** Start LISTING **

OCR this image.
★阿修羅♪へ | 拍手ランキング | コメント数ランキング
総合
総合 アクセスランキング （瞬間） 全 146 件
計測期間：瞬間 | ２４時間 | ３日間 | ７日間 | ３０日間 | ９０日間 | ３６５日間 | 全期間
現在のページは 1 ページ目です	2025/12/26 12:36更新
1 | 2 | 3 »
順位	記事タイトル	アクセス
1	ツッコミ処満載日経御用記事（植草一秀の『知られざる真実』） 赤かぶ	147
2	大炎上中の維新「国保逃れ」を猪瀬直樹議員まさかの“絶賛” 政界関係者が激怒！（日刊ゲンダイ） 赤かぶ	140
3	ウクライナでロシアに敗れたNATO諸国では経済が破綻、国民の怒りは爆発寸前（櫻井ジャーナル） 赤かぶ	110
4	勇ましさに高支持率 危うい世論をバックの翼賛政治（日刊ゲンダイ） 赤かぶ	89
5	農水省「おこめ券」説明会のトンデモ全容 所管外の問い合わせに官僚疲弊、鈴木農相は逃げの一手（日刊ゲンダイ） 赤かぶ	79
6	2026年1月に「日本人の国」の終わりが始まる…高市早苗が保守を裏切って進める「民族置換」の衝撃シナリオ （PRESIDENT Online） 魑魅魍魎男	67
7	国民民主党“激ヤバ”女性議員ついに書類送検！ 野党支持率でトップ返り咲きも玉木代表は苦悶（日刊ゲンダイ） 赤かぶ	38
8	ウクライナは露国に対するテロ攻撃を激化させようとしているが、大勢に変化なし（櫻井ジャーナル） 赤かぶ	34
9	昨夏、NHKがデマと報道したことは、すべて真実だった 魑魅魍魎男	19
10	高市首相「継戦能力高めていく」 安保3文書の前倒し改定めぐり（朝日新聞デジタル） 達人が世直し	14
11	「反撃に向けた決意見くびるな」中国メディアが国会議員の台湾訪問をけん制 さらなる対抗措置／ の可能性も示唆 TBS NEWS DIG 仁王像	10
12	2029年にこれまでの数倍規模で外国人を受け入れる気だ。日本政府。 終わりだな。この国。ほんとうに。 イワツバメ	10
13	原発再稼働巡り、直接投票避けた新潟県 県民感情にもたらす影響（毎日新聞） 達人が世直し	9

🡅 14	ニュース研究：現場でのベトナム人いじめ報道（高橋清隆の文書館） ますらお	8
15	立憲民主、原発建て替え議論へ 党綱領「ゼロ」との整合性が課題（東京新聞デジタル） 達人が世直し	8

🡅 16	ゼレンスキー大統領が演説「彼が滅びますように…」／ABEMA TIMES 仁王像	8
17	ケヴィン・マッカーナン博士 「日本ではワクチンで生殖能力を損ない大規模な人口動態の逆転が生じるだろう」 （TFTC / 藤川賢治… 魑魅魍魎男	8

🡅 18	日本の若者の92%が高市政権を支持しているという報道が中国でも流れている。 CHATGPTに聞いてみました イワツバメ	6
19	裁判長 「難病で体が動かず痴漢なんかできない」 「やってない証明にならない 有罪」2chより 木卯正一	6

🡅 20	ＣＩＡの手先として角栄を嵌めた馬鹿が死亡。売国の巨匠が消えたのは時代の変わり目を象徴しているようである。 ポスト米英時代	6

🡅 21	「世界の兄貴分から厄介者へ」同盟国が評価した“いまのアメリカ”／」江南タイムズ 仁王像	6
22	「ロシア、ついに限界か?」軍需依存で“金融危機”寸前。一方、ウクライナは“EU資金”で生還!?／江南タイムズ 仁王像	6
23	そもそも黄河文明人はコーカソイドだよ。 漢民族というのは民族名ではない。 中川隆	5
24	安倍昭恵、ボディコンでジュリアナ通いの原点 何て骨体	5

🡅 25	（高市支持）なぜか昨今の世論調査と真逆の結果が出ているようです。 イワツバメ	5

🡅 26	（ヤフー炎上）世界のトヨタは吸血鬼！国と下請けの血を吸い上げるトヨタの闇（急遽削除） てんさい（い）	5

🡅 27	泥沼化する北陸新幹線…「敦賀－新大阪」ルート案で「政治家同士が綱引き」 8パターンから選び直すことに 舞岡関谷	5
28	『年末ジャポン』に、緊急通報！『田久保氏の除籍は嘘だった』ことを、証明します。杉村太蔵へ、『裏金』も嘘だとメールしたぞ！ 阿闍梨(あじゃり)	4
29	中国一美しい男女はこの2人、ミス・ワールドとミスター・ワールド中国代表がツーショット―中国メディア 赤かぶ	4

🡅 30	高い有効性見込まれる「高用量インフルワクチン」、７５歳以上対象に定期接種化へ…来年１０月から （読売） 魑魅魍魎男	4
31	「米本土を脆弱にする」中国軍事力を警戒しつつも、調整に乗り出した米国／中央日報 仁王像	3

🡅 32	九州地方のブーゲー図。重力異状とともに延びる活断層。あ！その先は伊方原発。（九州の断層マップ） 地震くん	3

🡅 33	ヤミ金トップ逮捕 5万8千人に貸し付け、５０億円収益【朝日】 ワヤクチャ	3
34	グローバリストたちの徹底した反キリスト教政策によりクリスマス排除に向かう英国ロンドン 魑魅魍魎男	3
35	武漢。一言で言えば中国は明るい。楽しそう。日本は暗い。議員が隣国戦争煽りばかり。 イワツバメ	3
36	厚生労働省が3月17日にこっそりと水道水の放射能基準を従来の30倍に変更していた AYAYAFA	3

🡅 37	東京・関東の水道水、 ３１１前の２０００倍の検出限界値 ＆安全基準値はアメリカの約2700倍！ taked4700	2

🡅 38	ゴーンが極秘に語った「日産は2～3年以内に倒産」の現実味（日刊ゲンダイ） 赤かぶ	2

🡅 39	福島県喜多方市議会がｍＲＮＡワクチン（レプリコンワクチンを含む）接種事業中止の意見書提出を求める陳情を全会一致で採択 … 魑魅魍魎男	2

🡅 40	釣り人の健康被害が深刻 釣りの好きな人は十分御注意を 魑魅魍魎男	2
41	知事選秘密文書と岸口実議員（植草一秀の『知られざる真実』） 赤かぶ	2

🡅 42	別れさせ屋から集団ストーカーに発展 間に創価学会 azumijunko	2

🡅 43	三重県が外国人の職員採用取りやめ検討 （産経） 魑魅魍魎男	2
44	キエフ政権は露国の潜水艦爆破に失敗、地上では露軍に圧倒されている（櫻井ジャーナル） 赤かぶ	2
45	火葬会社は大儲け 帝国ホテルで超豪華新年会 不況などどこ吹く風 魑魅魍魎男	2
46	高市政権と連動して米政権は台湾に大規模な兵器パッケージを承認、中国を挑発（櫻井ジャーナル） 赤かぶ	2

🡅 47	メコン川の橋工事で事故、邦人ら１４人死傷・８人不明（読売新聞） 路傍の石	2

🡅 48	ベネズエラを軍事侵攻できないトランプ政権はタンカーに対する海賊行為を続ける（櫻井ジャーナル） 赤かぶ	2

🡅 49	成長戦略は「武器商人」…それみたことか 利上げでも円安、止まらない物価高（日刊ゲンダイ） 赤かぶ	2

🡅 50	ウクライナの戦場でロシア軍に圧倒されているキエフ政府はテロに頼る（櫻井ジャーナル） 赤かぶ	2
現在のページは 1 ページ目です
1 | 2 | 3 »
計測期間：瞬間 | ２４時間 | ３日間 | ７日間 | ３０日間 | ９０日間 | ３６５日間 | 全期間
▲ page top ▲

** End LISTING **

* [REQUIRED TASK]
Output the records verbatim, from the first line to the last.

* [CORRECT RESULT]
OCR this image.
★阿修羅♪へ | 拍手ランキング | コメント数ランキング
総合
総合 アクセスランキング （瞬間） 全 146 件
計測期間：瞬間 | ２４時間 | ３日間 | ７日間 | ３０日間 | ９０日間 | ３６５日間 | 全期間
現在のページは 1 ページ目です	2025/12/26 12:36更新
1 | 2 | 3 »
順位	記事タイトル	アクセス
1	ツッコミ処満載日経御用記事（植草一秀の『知られざる真実』） 赤かぶ	147
2	大炎上中の維新「国保逃れ」を猪瀬直樹議員まさかの“絶賛” 政界関係者が激怒！（日刊ゲンダイ） 赤かぶ	140
3	ウクライナでロシアに敗れたNATO諸国では経済が破綻、国民の怒りは爆発寸前（櫻井ジャーナル） 赤かぶ	110
4	勇ましさに高支持率 危うい世論をバックの翼賛政治（日刊ゲンダイ） 赤かぶ	89
5	農水省「おこめ券」説明会のトンデモ全容 所管外の問い合わせに官僚疲弊、鈴木農相は逃げの一手（日刊ゲンダイ） 赤かぶ	79
6	2026年1月に「日本人の国」の終わりが始まる…高市早苗が保守を裏切って進める「民族置換」の衝撃シナリオ （PRESIDENT Online） 魑魅魍魎男	67
7	国民民主党“激ヤバ”女性議員ついに書類送検！ 野党支持率でトップ返り咲きも玉木代表は苦悶（日刊ゲンダイ） 赤かぶ	38
8	ウクライナは露国に対するテロ攻撃を激化させようとしているが、大勢に変化なし（櫻井ジャーナル） 赤かぶ	34
9	昨夏、NHKがデマと報道したことは、すべて真実だった 魑魅魍魎男	19
10	高市首相「継戦能力高めていく」 安保3文書の前倒し改定めぐり（朝日新聞デジタル） 達人が世直し	14
11	「反撃に向けた決意見くびるな」中国メディアが国会議員の台湾訪問をけん制 さらなる対抗措置／ の可能性も示唆 TBS NEWS DIG 仁王像	10
12	2029年にこれまでの数倍規模で外国人を受け入れる気だ。日本政府。 終わりだな。この国。ほんとうに。 イワツバメ	10
13	原発再稼働巡り、直接投票避けた新潟県 県民感情にもたらす影響（毎日新聞） 達人が世直し	9

🡅 14	ニュース研究：現場でのベトナム人いじめ報道（高橋清隆の文書館） ますらお	8
15	立憲民主、原発建て替え議論へ 党綱領「ゼロ」との整合性が課題（東京新聞デジタル） 達人が世直し	8

🡅 16	ゼレンスキー大統領が演説「彼が滅びますように…」／ABEMA TIMES 仁王像	8
17	ケヴィン・マッカーナン博士 「日本ではワクチンで生殖能力を損ない大規模な人口動態の逆転が生じるだろう」 （TFTC / 藤川賢治… 魑魅魍魎男	8

🡅 18	日本の若者の92%が高市政権を支持しているという報道が中国でも流れている。 CHATGPTに聞いてみました イワツバメ	6
19	裁判長 「難病で体が動かず痴漢なんかできない」 「やってない証明にならない 有罪」2chより 木卯正一	6

🡅 20	ＣＩＡの手先として角栄を嵌めた馬鹿が死亡。売国の巨匠が消えたのは時代の変わり目を象徴しているようである。 ポスト米英時代	6

🡅 21	「世界の兄貴分から厄介者へ」同盟国が評価した“いまのアメリカ”／」江南タイムズ 仁王像	6
22	「ロシア、ついに限界か?」軍需依存で“金融危機”寸前。一方、ウクライナは“EU資金”で生還!?／江南タイムズ 仁王像	6
23	そもそも黄河文明人はコーカソイドだよ。 漢民族というのは民族名ではない。 中川隆	5
24	安倍昭恵、ボディコンでジュリアナ通いの原点 何て骨体	5

🡅 25	（高市支持）なぜか昨今の世論調査と真逆の結果が出ているようです。 イワツバメ	5

🡅 26	（ヤフー炎上）世界のトヨタは吸血鬼！国と下請けの血を吸い上げるトヨタの闇（急遽削除） てんさい（い）	5

🡅 27	泥沼化する北陸新幹線…「敦賀－新大阪」ルート案で「政治家同士が綱引き」 8パターンから選び直すことに 舞岡関谷	5
28	『年末ジャポン』に、緊急通報！『田久保氏の除籍は嘘だった』ことを、証明します。杉村太蔵へ、『裏金』も嘘だとメールしたぞ！ 阿闍梨(あじゃり)	4
29	中国一美しい男女はこの2人、ミス・ワールドとミスター・ワールド中国代表がツーショット―中国メディア 赤かぶ	4

🡅 30	高い有効性見込まれる「高用量インフルワクチン」、７５歳以上対象に定期接種化へ…来年１０月から （読売） 魑魅魍魎男	4
31	「米本土を脆弱にする」中国軍事力を警戒しつつも、調整に乗り出した米国／中央日報 仁王像	3

🡅 32	九州地方のブーゲー図。重力異状とともに延びる活断層。あ！その先は伊方原発。（九州の断層マップ） 地震くん	3

🡅 33	ヤミ金トップ逮捕 5万8千人に貸し付け、５０億円収益【朝日】 ワヤクチャ	3
34	グローバリストたちの徹底した反キリスト教政策によりクリスマス排除に向かう英国ロンドン 魑魅魍魎男	3
35	武漢。一言で言えば中国は明るい。楽しそう。日本は暗い。議員が隣国戦争煽りばかり。 イワツバメ	3
36	厚生労働省が3月17日にこっそりと水道水の放射能基準を従来の30倍に変更していた AYAYAFA	3

🡅 37	東京・関東の水道水、 ３１１前の２０００倍の検出限界値 ＆安全基準値はアメリカの約2700倍！ taked4700	2

🡅 38	ゴーンが極秘に語った「日産は2～3年以内に倒産」の現実味（日刊ゲンダイ） 赤かぶ	2

🡅 39	福島県喜多方市議会がｍＲＮＡワクチン（レプリコンワクチンを含む）接種事業中止の意見書提出を求める陳情を全会一致で採択 … 魑魅魍魎男	2

🡅 40	釣り人の健康被害が深刻 釣りの好きな人は十分御注意を 魑魅魍魎男	2
41	知事選秘密文書と岸口実議員（植草一秀の『知られざる真実』） 赤かぶ	2

🡅 42	別れさせ屋から集団ストーカーに発展 間に創価学会 azumijunko	2

🡅 43	三重県が外国人の職員採用取りやめ検討 （産経） 魑魅魍魎男	2
44	キエフ政権は露国の潜水艦爆破に失敗、地上では露軍に圧倒されている（櫻井ジャーナル） 赤かぶ	2
45	火葬会社は大儲け 帝国ホテルで超豪華新年会 不況などどこ吹く風 魑魅魍魎男	2
46	高市政権と連動して米政権は台湾に大規模な兵器パッケージを承認、中国を挑発（櫻井ジャーナル） 赤かぶ	2

🡅 47	メコン川の橋工事で事故、邦人ら１４人死傷・８人不明（読売新聞） 路傍の石	2

🡅 48	ベネズエラを軍事侵攻できないトランプ政権はタンカーに対する海賊行為を続ける（櫻井ジャーナル） 赤かぶ	2

🡅 49	成長戦略は「武器商人」…それみたことか 利上げでも円安、止まらない物価高（日刊ゲンダイ） 赤かぶ	2

🡅 50	ウクライナの戦場でロシア軍に圧倒されているキエフ政府はテロに頼る（櫻井ジャーナル） 赤かぶ	2
現在のページは 1 ページ目です
1 | 2 | 3 »
計測期間：瞬間 | ２４時間 | ３日間 | ７日間 | ３０日間 | ９０日間 | ３６５日間 | 全期間
▲ page top ▲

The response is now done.